───── Data provided ─────

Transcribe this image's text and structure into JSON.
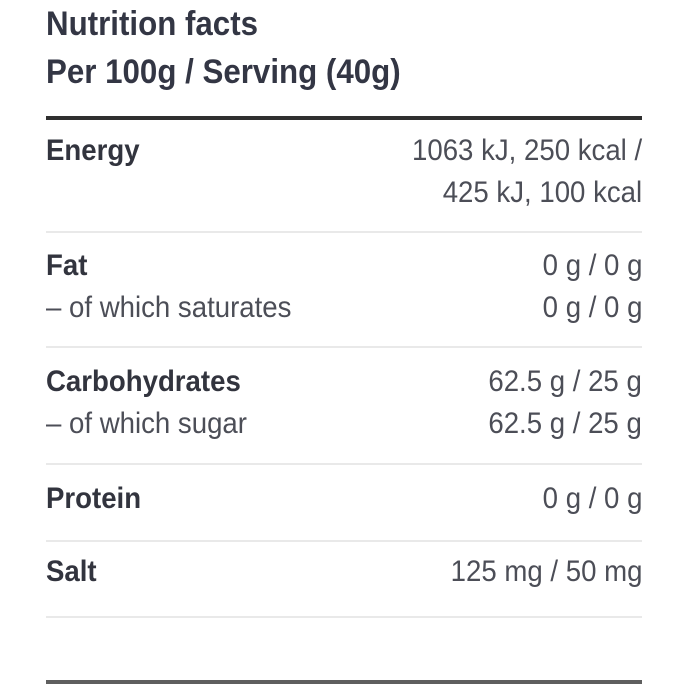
{
  "header": {
    "title": "Nutrition facts",
    "subtitle": "Per 100g / Serving (40g)"
  },
  "table": {
    "columns_note": "values formatted as per-100g / per-serving",
    "energy": {
      "label": "Energy",
      "value_line1": "1063 kJ, 250 kcal /",
      "value_line2": "425 kJ, 100 kcal"
    },
    "fat": {
      "label": "Fat",
      "value": "0 g / 0 g"
    },
    "saturates": {
      "label": "– of which saturates",
      "value": "0 g / 0 g"
    },
    "carbohydrates": {
      "label": "Carbohydrates",
      "value": "62.5 g / 25 g"
    },
    "sugar": {
      "label": "– of which sugar",
      "value": "62.5 g / 25 g"
    },
    "protein": {
      "label": "Protein",
      "value": "0 g / 0 g"
    },
    "salt": {
      "label": "Salt",
      "value": "125 mg / 50 mg"
    }
  },
  "colors": {
    "label_text": "#32343e",
    "value_text": "#4c4e57",
    "title_text": "#333644",
    "divider_light": "#e9e9e9",
    "divider_top": "#2f2f2f",
    "divider_bottom": "#5f5f5f"
  }
}
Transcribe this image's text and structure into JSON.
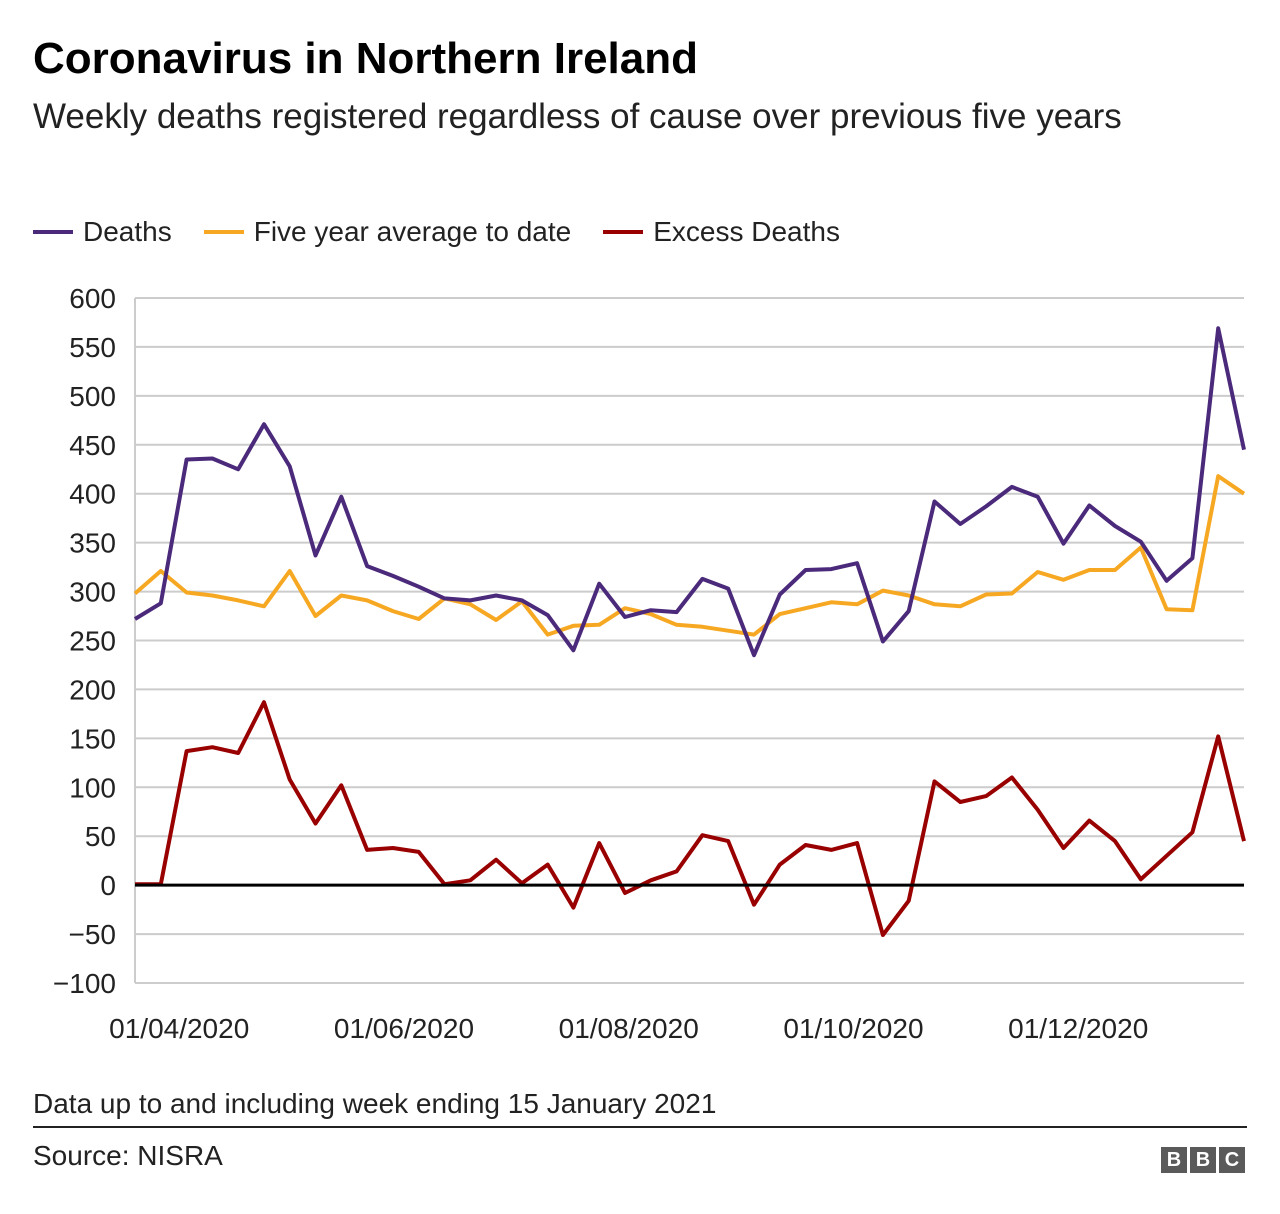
{
  "header": {
    "title": "Coronavirus in Northern Ireland",
    "subtitle": "Weekly deaths registered regardless of cause over previous five years"
  },
  "footer": {
    "note": "Data up to and including week ending 15 January 2021",
    "source": "Source: NISRA",
    "logo_letters": [
      "B",
      "B",
      "C"
    ]
  },
  "colors": {
    "deaths": "#4b2a7b",
    "average": "#f7a823",
    "excess": "#990000",
    "grid": "#cccccc",
    "zero_line": "#000000"
  },
  "chart_data": {
    "type": "line",
    "title": "Coronavirus in Northern Ireland",
    "subtitle": "Weekly deaths registered regardless of cause over previous five years",
    "xlabel": "",
    "ylabel": "",
    "ylim": [
      -100,
      600
    ],
    "yticks": [
      600,
      550,
      500,
      450,
      400,
      350,
      300,
      250,
      200,
      150,
      100,
      50,
      0,
      -50,
      -100
    ],
    "xticks": [
      "01/04/2020",
      "01/06/2020",
      "01/08/2020",
      "01/10/2020",
      "01/12/2020"
    ],
    "grid": true,
    "legend_position": "top-left",
    "x": [
      "2020-03-20",
      "2020-03-27",
      "2020-04-03",
      "2020-04-10",
      "2020-04-17",
      "2020-04-24",
      "2020-05-01",
      "2020-05-08",
      "2020-05-15",
      "2020-05-22",
      "2020-05-29",
      "2020-06-05",
      "2020-06-12",
      "2020-06-19",
      "2020-06-26",
      "2020-07-03",
      "2020-07-10",
      "2020-07-17",
      "2020-07-24",
      "2020-07-31",
      "2020-08-07",
      "2020-08-14",
      "2020-08-21",
      "2020-08-28",
      "2020-09-04",
      "2020-09-11",
      "2020-09-18",
      "2020-09-25",
      "2020-10-02",
      "2020-10-09",
      "2020-10-16",
      "2020-10-23",
      "2020-10-30",
      "2020-11-06",
      "2020-11-13",
      "2020-11-20",
      "2020-11-27",
      "2020-12-04",
      "2020-12-11",
      "2020-12-18",
      "2020-12-25",
      "2021-01-01",
      "2021-01-08",
      "2021-01-15"
    ],
    "series": [
      {
        "name": "Deaths",
        "color": "#4b2a7b",
        "values": [
          272,
          288,
          435,
          436,
          425,
          471,
          428,
          337,
          397,
          326,
          316,
          305,
          293,
          291,
          296,
          291,
          276,
          240,
          308,
          274,
          281,
          279,
          313,
          303,
          235,
          297,
          322,
          323,
          329,
          249,
          280,
          392,
          369,
          387,
          407,
          397,
          349,
          388,
          367,
          351,
          311,
          334,
          569,
          445
        ]
      },
      {
        "name": "Five year average to date",
        "color": "#f7a823",
        "values": [
          298,
          321,
          299,
          296,
          291,
          285,
          321,
          275,
          296,
          291,
          280,
          272,
          293,
          287,
          271,
          290,
          256,
          265,
          266,
          283,
          277,
          266,
          264,
          260,
          256,
          277,
          283,
          289,
          287,
          301,
          296,
          287,
          285,
          297,
          298,
          320,
          312,
          322,
          322,
          345,
          282,
          281,
          418,
          400
        ]
      },
      {
        "name": "Excess Deaths",
        "color": "#990000",
        "values": [
          1,
          1,
          137,
          141,
          135,
          187,
          108,
          63,
          102,
          36,
          38,
          34,
          1,
          5,
          26,
          2,
          21,
          -23,
          43,
          -8,
          5,
          14,
          51,
          45,
          -20,
          21,
          41,
          36,
          43,
          -51,
          -16,
          106,
          85,
          91,
          110,
          77,
          38,
          66,
          45,
          6,
          30,
          54,
          152,
          45
        ]
      }
    ]
  }
}
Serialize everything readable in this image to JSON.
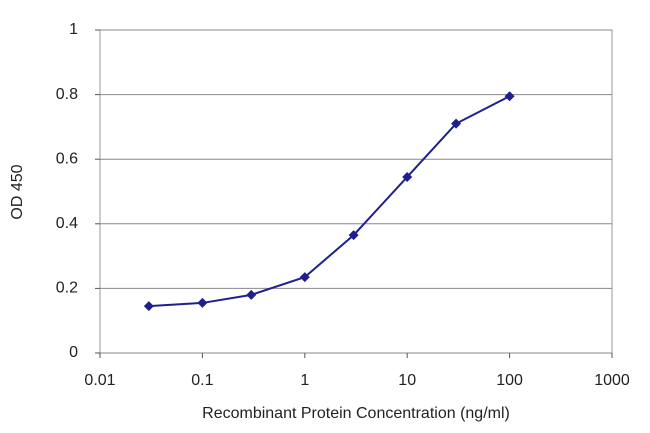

─────

■ Work request ■
Output each entry shown above exactly as it stands, with all pictures removed.

■ Response to this exercise ■
Transcribe this image's text and structure into JSON.
{
  "header": {
    "title": "Nutrition facts",
    "subtitle": "Per 100g / Serving (40g)"
  },
  "table": {
    "columns_note": "values formatted as per-100g / per-serving",
    "energy": {
      "label": "Energy",
      "value_line1": "1063 kJ, 250 kcal /",
      "value_line2": "425 kJ, 100 kcal"
    },
    "fat": {
      "label": "Fat",
      "value": "0 g / 0 g"
    },
    "saturates": {
      "label": "– of which saturates",
      "value": "0 g / 0 g"
    },
    "carbohydrates": {
      "label": "Carbohydrates",
      "value": "62.5 g / 25 g"
    },
    "sugar": {
      "label": "– of which sugar",
      "value": "62.5 g / 25 g"
    },
    "protein": {
      "label": "Protein",
      "value": "0 g / 0 g"
    },
    "salt": {
      "label": "Salt",
      "value": "125 mg / 50 mg"
    }
  },
  "colors": {
    "label_text": "#32343e",
    "value_text": "#4c4e57",
    "title_text": "#333644",
    "divider_light": "#e9e9e9",
    "divider_top": "#2f2f2f",
    "divider_bottom": "#5f5f5f"
  }
}
Transcribe this image's text and structure into JSON.
{
  "header": {
    "title": "Coronavirus in Northern Ireland",
    "subtitle": "Weekly deaths registered regardless of cause over previous five years"
  },
  "footer": {
    "note": "Data up to and including week ending 15 January 2021",
    "source": "Source: NISRA",
    "logo_letters": [
      "B",
      "B",
      "C"
    ]
  },
  "colors": {
    "deaths": "#4b2a7b",
    "average": "#f7a823",
    "excess": "#990000",
    "grid": "#cccccc",
    "zero_line": "#000000"
  },
  "chart_data": {
    "type": "line",
    "title": "Coronavirus in Northern Ireland",
    "subtitle": "Weekly deaths registered regardless of cause over previous five years",
    "xlabel": "",
    "ylabel": "",
    "ylim": [
      -100,
      600
    ],
    "yticks": [
      600,
      550,
      500,
      450,
      400,
      350,
      300,
      250,
      200,
      150,
      100,
      50,
      0,
      -50,
      -100
    ],
    "xticks": [
      "01/04/2020",
      "01/06/2020",
      "01/08/2020",
      "01/10/2020",
      "01/12/2020"
    ],
    "grid": true,
    "legend_position": "top-left",
    "x": [
      "2020-03-20",
      "2020-03-27",
      "2020-04-03",
      "2020-04-10",
      "2020-04-17",
      "2020-04-24",
      "2020-05-01",
      "2020-05-08",
      "2020-05-15",
      "2020-05-22",
      "2020-05-29",
      "2020-06-05",
      "2020-06-12",
      "2020-06-19",
      "2020-06-26",
      "2020-07-03",
      "2020-07-10",
      "2020-07-17",
      "2020-07-24",
      "2020-07-31",
      "2020-08-07",
      "2020-08-14",
      "2020-08-21",
      "2020-08-28",
      "2020-09-04",
      "2020-09-11",
      "2020-09-18",
      "2020-09-25",
      "2020-10-02",
      "2020-10-09",
      "2020-10-16",
      "2020-10-23",
      "2020-10-30",
      "2020-11-06",
      "2020-11-13",
      "2020-11-20",
      "2020-11-27",
      "2020-12-04",
      "2020-12-11",
      "2020-12-18",
      "2020-12-25",
      "2021-01-01",
      "2021-01-08",
      "2021-01-15"
    ],
    "series": [
      {
        "name": "Deaths",
        "color": "#4b2a7b",
        "values": [
          272,
          288,
          435,
          436,
          425,
          471,
          428,
          337,
          397,
          326,
          316,
          305,
          293,
          291,
          296,
          291,
          276,
          240,
          308,
          274,
          281,
          279,
          313,
          303,
          235,
          297,
          322,
          323,
          329,
          249,
          280,
          392,
          369,
          387,
          407,
          397,
          349,
          388,
          367,
          351,
          311,
          334,
          569,
          445
        ]
      },
      {
        "name": "Five year average to date",
        "color": "#f7a823",
        "values": [
          298,
          321,
          299,
          296,
          291,
          285,
          321,
          275,
          296,
          291,
          280,
          272,
          293,
          287,
          271,
          290,
          256,
          265,
          266,
          283,
          277,
          266,
          264,
          260,
          256,
          277,
          283,
          289,
          287,
          301,
          296,
          287,
          285,
          297,
          298,
          320,
          312,
          322,
          322,
          345,
          282,
          281,
          418,
          400
        ]
      },
      {
        "name": "Excess Deaths",
        "color": "#990000",
        "values": [
          1,
          1,
          137,
          141,
          135,
          187,
          108,
          63,
          102,
          36,
          38,
          34,
          1,
          5,
          26,
          2,
          21,
          -23,
          43,
          -8,
          5,
          14,
          51,
          45,
          -20,
          21,
          41,
          36,
          43,
          -51,
          -16,
          106,
          85,
          91,
          110,
          77,
          38,
          66,
          45,
          6,
          30,
          54,
          152,
          45
        ]
      }
    ]
  }
}
Serialize everything readable in this image to JSON.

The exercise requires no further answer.